- **Exercise details**: Restate all the material verbatim, except for the pictures.

(Stored data)
—————

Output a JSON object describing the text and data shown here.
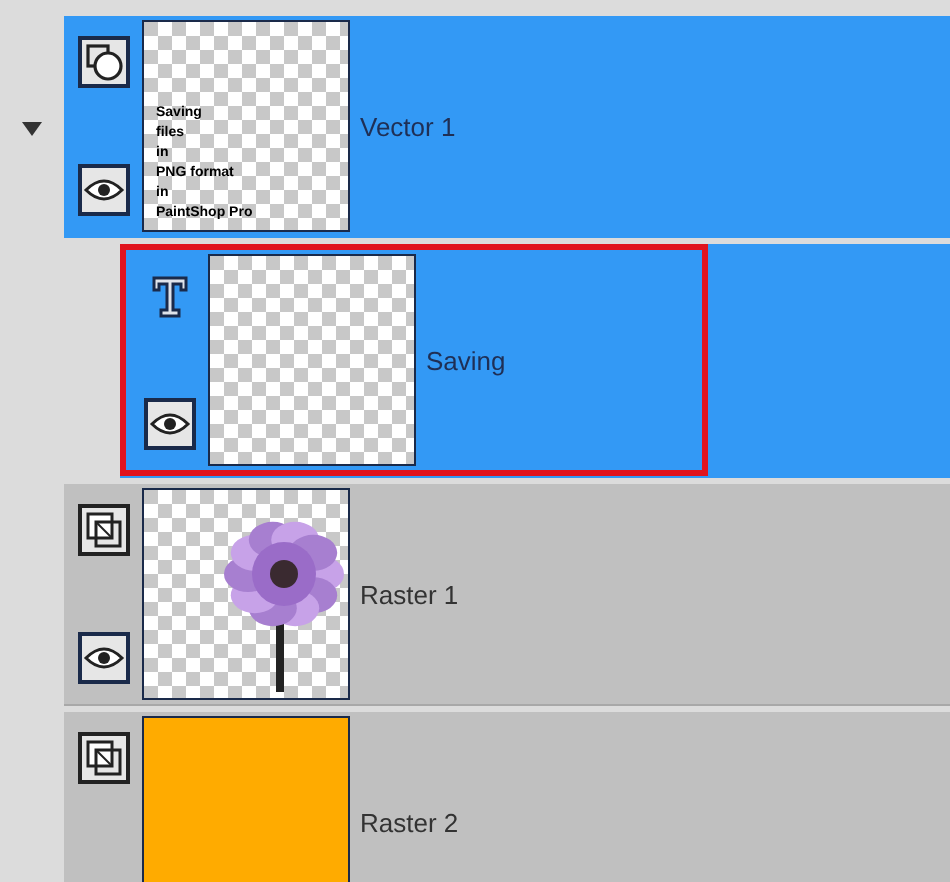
{
  "layers": [
    {
      "name": "Vector 1",
      "kind": "vector",
      "visible": true,
      "selected": true,
      "expanded": true,
      "highlighted": false,
      "thumbnail": {
        "kind": "text",
        "lines": [
          "Saving",
          "files",
          "in",
          "PNG format",
          "in",
          "PaintShop Pro"
        ]
      },
      "children": [
        {
          "name": "Saving",
          "kind": "text",
          "visible": true,
          "selected": true,
          "highlighted": true,
          "thumbnail": {
            "kind": "empty"
          }
        }
      ]
    },
    {
      "name": "Raster 1",
      "kind": "raster",
      "visible": true,
      "selected": false,
      "highlighted": false
    },
    {
      "name": "Raster 2",
      "kind": "raster",
      "selected": false,
      "highlighted": false,
      "thumbnail": {
        "kind": "fill",
        "color": "#ffab00"
      }
    }
  ]
}
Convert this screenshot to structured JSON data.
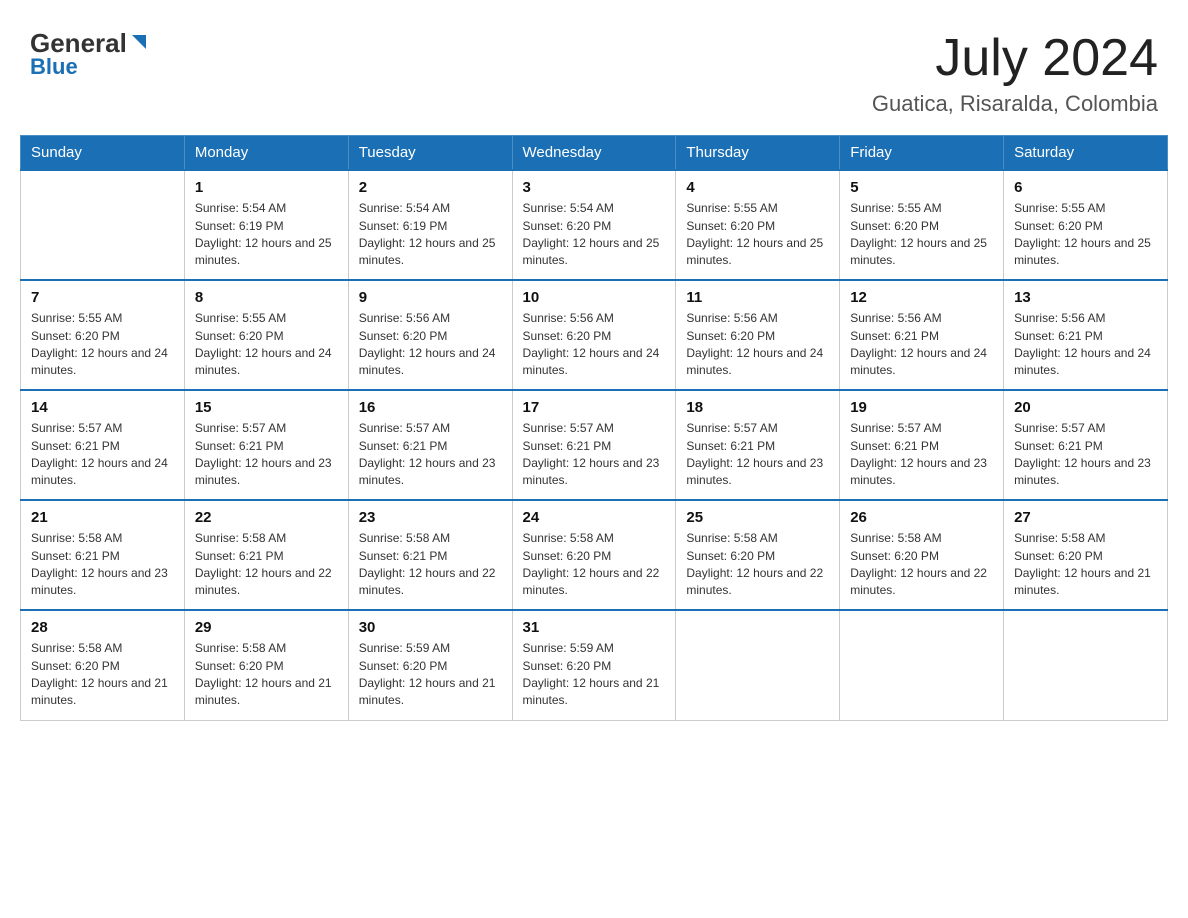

—————

- **Finished answer**:
Output a JSON object describing the text and data shown here.
{
  "layers": [
    {
      "name": "Vector 1",
      "kind": "vector",
      "visible": true,
      "selected": true,
      "expanded": true,
      "highlighted": false,
      "thumbnail": {
        "kind": "text",
        "lines": [
          "Saving",
          "files",
          "in",
          "PNG format",
          "in",
          "PaintShop Pro"
        ]
      },
      "children": [
        {
          "name": "Saving",
          "kind": "text",
          "visible": true,
          "selected": true,
          "highlighted": true,
          "thumbnail": {
            "kind": "empty"
          }
        }
      ]
    },
    {
      "name": "Raster 1",
      "kind": "raster",
      "visible": true,
      "selected": false,
      "highlighted": false
    },
    {
      "name": "Raster 2",
      "kind": "raster",
      "selected": false,
      "highlighted": false,
      "thumbnail": {
        "kind": "fill",
        "color": "#ffab00"
      }
    }
  ]
}
Convert this screenshot to structured JSON data.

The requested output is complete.